[WRITTEN TASK]
Copy out exactly each line from the line with "Give me the" through the last line of the material below.

[EXTRACTED INFORMATION]
————

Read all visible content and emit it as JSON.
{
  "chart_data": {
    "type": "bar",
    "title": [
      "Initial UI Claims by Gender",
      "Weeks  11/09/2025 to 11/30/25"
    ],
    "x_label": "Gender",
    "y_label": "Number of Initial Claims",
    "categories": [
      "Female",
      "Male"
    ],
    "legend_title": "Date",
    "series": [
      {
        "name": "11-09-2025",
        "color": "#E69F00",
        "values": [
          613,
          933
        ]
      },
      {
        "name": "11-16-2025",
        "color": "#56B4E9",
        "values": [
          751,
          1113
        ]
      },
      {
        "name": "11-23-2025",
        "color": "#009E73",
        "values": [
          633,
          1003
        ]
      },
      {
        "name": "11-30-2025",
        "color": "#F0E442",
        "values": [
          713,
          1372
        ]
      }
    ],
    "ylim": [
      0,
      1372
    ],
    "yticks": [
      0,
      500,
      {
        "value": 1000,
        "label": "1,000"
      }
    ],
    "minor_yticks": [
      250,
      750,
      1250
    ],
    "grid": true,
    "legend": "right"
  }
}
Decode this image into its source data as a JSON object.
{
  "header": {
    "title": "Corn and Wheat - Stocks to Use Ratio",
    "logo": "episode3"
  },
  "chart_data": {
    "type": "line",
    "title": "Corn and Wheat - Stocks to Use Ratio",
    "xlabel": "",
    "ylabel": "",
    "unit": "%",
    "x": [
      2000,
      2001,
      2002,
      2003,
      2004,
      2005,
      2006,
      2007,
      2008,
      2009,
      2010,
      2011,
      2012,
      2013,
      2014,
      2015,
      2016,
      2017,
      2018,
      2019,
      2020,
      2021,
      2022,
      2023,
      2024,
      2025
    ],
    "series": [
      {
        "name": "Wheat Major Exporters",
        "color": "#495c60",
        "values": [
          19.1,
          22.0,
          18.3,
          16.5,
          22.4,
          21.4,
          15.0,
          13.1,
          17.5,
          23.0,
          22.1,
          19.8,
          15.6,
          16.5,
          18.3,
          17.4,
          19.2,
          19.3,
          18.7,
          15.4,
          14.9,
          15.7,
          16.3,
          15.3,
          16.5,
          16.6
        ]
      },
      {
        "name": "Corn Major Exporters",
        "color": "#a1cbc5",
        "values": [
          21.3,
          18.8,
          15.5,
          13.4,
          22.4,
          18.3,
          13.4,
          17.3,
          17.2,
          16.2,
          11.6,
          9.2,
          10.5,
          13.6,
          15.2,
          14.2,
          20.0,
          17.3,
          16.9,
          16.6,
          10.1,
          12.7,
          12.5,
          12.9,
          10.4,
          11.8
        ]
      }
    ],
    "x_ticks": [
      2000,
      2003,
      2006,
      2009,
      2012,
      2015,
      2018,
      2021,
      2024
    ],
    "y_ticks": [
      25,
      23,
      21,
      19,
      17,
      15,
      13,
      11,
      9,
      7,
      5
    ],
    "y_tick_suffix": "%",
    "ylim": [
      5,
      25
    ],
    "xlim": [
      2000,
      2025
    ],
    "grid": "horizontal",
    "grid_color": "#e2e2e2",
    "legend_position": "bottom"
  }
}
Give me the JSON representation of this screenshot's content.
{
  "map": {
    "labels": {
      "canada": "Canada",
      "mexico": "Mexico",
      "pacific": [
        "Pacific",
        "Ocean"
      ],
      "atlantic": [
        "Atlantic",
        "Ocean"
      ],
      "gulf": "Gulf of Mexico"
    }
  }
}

————

[TASK RESPONSE]
Give me the JSON representation of this screenshot's content.
{
  "map": {
    "labels": {
      "canada": "Canada",
      "mexico": "Mexico",
      "pacific": [
        "Pacific",
        "Ocean"
      ],
      "atlantic": [
        "Atlantic",
        "Ocean"
      ],
      "gulf": "Gulf of Mexico"
    }
  }
}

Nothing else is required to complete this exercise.